*Short problem*
Within the records that follow, find every line containing the string "溶质质量". Copy those lines.

-- START OF Listed records --

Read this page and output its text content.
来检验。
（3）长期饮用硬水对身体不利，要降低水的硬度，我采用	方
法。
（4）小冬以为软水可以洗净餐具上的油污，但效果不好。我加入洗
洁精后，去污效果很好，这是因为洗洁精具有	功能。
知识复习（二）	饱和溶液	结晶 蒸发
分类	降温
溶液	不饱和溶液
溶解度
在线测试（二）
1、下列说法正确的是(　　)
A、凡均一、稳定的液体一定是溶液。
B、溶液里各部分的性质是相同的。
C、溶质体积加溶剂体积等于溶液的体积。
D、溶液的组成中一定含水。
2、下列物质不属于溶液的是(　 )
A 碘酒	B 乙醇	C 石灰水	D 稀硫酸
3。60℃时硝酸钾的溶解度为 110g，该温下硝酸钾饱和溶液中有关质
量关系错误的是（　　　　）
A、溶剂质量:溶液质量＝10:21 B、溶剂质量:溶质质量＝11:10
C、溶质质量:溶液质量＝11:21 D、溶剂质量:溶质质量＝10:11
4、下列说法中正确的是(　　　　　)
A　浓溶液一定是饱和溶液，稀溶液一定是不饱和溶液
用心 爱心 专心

-- END OF Listed records --

*Right answer*
A、溶剂质量:溶液质量＝10:21 B、溶剂质量:溶质质量＝11:10
C、溶质质量:溶液质量＝11:21 D、溶剂质量:溶质质量＝10:11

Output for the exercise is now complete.